Please print every record below exactly as it appears.

-- INFORMATION PROVIDED start --

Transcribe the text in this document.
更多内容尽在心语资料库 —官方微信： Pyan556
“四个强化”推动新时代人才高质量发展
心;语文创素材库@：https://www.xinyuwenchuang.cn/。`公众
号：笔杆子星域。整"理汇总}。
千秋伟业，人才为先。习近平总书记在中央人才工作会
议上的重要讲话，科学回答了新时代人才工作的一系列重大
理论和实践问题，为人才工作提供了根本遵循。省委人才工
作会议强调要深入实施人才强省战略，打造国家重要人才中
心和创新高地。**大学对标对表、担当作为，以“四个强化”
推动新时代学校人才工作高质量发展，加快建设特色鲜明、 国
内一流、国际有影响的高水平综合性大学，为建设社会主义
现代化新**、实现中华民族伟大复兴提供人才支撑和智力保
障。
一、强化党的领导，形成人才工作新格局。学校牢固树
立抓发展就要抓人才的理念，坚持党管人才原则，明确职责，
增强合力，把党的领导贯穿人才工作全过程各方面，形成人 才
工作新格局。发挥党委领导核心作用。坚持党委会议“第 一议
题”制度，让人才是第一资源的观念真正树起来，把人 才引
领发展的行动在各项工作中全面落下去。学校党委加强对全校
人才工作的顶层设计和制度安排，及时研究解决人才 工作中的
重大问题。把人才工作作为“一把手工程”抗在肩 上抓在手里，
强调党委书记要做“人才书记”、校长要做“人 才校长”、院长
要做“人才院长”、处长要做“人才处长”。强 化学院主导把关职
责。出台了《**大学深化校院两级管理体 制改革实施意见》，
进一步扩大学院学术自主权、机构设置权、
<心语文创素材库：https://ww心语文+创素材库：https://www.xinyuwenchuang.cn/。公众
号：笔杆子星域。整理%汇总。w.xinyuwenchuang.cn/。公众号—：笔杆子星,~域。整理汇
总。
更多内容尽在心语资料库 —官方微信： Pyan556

-- INFORMATION PROVIDED end --

• [RESULT]:
Transcribe the text in this document.
更多内容尽在心语资料库 —官方微信： Pyan556
“四个强化”推动新时代人才高质量发展
心;语文创素材库@：https://www.xinyuwenchuang.cn/。`公众
号：笔杆子星域。整"理汇总}。
千秋伟业，人才为先。习近平总书记在中央人才工作会
议上的重要讲话，科学回答了新时代人才工作的一系列重大
理论和实践问题，为人才工作提供了根本遵循。省委人才工
作会议强调要深入实施人才强省战略，打造国家重要人才中
心和创新高地。**大学对标对表、担当作为，以“四个强化”
推动新时代学校人才工作高质量发展，加快建设特色鲜明、 国
内一流、国际有影响的高水平综合性大学，为建设社会主义
现代化新**、实现中华民族伟大复兴提供人才支撑和智力保
障。
一、强化党的领导，形成人才工作新格局。学校牢固树
立抓发展就要抓人才的理念，坚持党管人才原则，明确职责，
增强合力，把党的领导贯穿人才工作全过程各方面，形成人 才
工作新格局。发挥党委领导核心作用。坚持党委会议“第 一议
题”制度，让人才是第一资源的观念真正树起来，把人 才引
领发展的行动在各项工作中全面落下去。学校党委加强对全校
人才工作的顶层设计和制度安排，及时研究解决人才 工作中的
重大问题。把人才工作作为“一把手工程”抗在肩 上抓在手里，
强调党委书记要做“人才书记”、校长要做“人 才校长”、院长
要做“人才院长”、处长要做“人才处长”。强 化学院主导把关职
责。出台了《**大学深化校院两级管理体 制改革实施意见》，
进一步扩大学院学术自主权、机构设置权、
<心语文创素材库：https://ww心语文+创素材库：https://www.xinyuwenchuang.cn/。公众
号：笔杆子星域。整理%汇总。w.xinyuwenchuang.cn/。公众号—：笔杆子星,~域。整理汇
总。
更多内容尽在心语资料库 —官方微信： Pyan556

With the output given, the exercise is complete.